● **WHAT IS ASKED**: Look through the lines below and extract any with the word "năng".

Dataset entries
◇ ◇ ◇

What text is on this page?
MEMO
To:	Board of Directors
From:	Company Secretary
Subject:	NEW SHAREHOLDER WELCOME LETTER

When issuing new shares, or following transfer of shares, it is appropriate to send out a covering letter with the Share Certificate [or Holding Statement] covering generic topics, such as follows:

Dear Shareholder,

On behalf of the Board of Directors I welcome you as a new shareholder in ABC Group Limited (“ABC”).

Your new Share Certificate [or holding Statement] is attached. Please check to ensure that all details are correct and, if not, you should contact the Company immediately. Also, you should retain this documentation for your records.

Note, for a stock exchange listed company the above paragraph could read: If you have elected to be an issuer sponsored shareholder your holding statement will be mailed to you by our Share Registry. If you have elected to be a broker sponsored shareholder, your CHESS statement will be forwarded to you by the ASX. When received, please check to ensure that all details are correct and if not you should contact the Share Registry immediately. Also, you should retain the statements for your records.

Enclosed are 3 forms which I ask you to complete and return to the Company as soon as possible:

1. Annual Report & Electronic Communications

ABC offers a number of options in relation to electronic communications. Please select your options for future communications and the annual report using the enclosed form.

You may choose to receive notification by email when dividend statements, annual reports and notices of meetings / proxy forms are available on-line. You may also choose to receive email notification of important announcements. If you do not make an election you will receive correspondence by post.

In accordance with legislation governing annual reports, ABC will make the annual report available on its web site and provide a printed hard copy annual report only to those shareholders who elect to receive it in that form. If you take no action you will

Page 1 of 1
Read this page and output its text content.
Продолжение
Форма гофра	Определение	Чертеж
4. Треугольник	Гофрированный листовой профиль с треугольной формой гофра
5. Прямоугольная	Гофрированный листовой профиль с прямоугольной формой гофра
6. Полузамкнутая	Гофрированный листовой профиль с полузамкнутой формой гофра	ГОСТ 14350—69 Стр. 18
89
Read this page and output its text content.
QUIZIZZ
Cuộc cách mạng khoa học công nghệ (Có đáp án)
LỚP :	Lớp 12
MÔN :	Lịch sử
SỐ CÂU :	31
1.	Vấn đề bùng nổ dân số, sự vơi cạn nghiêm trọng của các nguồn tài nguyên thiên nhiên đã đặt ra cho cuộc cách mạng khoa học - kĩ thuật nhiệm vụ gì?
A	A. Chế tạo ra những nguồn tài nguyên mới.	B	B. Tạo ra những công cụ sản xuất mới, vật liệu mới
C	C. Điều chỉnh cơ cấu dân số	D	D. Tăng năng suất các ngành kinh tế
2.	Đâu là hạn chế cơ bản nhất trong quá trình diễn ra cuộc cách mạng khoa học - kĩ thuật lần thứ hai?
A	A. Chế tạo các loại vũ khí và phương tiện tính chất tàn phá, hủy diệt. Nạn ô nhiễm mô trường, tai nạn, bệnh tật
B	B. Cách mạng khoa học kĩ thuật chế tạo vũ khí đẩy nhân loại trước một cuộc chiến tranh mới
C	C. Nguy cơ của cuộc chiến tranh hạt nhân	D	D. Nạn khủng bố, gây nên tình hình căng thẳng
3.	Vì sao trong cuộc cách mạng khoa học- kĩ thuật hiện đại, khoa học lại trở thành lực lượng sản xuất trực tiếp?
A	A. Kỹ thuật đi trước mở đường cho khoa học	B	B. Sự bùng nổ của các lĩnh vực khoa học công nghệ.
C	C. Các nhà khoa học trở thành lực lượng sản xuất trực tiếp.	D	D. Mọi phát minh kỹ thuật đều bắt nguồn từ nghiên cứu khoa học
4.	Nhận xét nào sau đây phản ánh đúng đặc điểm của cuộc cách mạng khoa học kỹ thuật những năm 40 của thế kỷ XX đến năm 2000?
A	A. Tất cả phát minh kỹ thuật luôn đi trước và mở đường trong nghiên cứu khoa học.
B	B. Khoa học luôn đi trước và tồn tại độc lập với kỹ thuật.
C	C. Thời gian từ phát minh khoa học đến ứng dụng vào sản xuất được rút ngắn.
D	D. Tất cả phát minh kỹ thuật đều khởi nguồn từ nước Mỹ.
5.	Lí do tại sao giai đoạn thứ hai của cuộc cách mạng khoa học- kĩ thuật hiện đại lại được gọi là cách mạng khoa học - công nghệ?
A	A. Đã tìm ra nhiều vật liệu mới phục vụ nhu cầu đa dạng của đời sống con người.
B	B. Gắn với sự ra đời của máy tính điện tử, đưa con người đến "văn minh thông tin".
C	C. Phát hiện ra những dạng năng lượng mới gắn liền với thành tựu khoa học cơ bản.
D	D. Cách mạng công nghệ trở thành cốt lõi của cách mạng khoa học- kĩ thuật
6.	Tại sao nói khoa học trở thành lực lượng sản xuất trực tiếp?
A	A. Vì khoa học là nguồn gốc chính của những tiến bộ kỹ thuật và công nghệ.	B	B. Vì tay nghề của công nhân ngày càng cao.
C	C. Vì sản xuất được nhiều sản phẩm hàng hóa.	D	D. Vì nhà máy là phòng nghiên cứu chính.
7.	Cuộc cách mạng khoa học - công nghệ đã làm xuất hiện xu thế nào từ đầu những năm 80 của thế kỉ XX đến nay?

◇ ◇ ◇

● **WORKED SOLUTION**:
C	C. Điều chỉnh cơ cấu dân số	D	D. Tăng năng suất các ngành kinh tế
C	C. Phát hiện ra những dạng năng lượng mới gắn liền với thành tựu khoa học cơ bản.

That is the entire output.